* **TASK BRIEF**
Go through the listing and copy every line word for word.
##############################
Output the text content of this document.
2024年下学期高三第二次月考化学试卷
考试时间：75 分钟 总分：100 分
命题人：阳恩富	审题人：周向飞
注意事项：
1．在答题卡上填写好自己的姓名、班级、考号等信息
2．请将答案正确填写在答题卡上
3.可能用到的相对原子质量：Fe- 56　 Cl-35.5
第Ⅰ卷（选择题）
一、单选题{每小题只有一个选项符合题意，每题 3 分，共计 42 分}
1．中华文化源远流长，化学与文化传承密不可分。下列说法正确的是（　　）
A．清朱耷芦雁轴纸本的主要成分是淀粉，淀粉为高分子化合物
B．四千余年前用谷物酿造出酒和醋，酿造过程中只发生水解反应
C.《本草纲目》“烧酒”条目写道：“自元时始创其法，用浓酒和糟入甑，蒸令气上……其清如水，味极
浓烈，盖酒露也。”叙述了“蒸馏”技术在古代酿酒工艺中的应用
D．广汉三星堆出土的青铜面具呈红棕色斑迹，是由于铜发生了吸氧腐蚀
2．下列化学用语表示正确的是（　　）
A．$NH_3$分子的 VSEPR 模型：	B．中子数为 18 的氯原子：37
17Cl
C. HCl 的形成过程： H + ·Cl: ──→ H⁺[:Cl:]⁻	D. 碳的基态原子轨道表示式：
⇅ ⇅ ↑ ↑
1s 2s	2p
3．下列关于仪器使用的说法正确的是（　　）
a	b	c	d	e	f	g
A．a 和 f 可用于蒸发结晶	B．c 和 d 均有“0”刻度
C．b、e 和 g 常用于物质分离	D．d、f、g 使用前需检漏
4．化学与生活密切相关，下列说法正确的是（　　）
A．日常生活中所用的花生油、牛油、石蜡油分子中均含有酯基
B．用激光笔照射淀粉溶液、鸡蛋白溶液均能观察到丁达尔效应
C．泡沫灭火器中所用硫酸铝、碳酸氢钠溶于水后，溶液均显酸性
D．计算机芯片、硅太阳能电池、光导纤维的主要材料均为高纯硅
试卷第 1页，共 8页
##############################
* **OUTPUT OF THE EXERCISE**
Output the text content of this document.
2024年下学期高三第二次月考化学试卷
考试时间：75 分钟 总分：100 分
命题人：阳恩富	审题人：周向飞
注意事项：
1．在答题卡上填写好自己的姓名、班级、考号等信息
2．请将答案正确填写在答题卡上
3.可能用到的相对原子质量：Fe- 56　 Cl-35.5
第Ⅰ卷（选择题）
一、单选题{每小题只有一个选项符合题意，每题 3 分，共计 42 分}
1．中华文化源远流长，化学与文化传承密不可分。下列说法正确的是（　　）
A．清朱耷芦雁轴纸本的主要成分是淀粉，淀粉为高分子化合物
B．四千余年前用谷物酿造出酒和醋，酿造过程中只发生水解反应
C.《本草纲目》“烧酒”条目写道：“自元时始创其法，用浓酒和糟入甑，蒸令气上……其清如水，味极
浓烈，盖酒露也。”叙述了“蒸馏”技术在古代酿酒工艺中的应用
D．广汉三星堆出土的青铜面具呈红棕色斑迹，是由于铜发生了吸氧腐蚀
2．下列化学用语表示正确的是（　　）
A．$NH_3$分子的 VSEPR 模型：	B．中子数为 18 的氯原子：37
17Cl
C. HCl 的形成过程： H + ·Cl: ──→ H⁺[:Cl:]⁻	D. 碳的基态原子轨道表示式：
⇅ ⇅ ↑ ↑
1s 2s	2p
3．下列关于仪器使用的说法正确的是（　　）
a	b	c	d	e	f	g
A．a 和 f 可用于蒸发结晶	B．c 和 d 均有“0”刻度
C．b、e 和 g 常用于物质分离	D．d、f、g 使用前需检漏
4．化学与生活密切相关，下列说法正确的是（　　）
A．日常生活中所用的花生油、牛油、石蜡油分子中均含有酯基
B．用激光笔照射淀粉溶液、鸡蛋白溶液均能观察到丁达尔效应
C．泡沫灭火器中所用硫酸铝、碳酸氢钠溶于水后，溶液均显酸性
D．计算机芯片、硅太阳能电池、光导纤维的主要材料均为高纯硅
试卷第 1页，共 8页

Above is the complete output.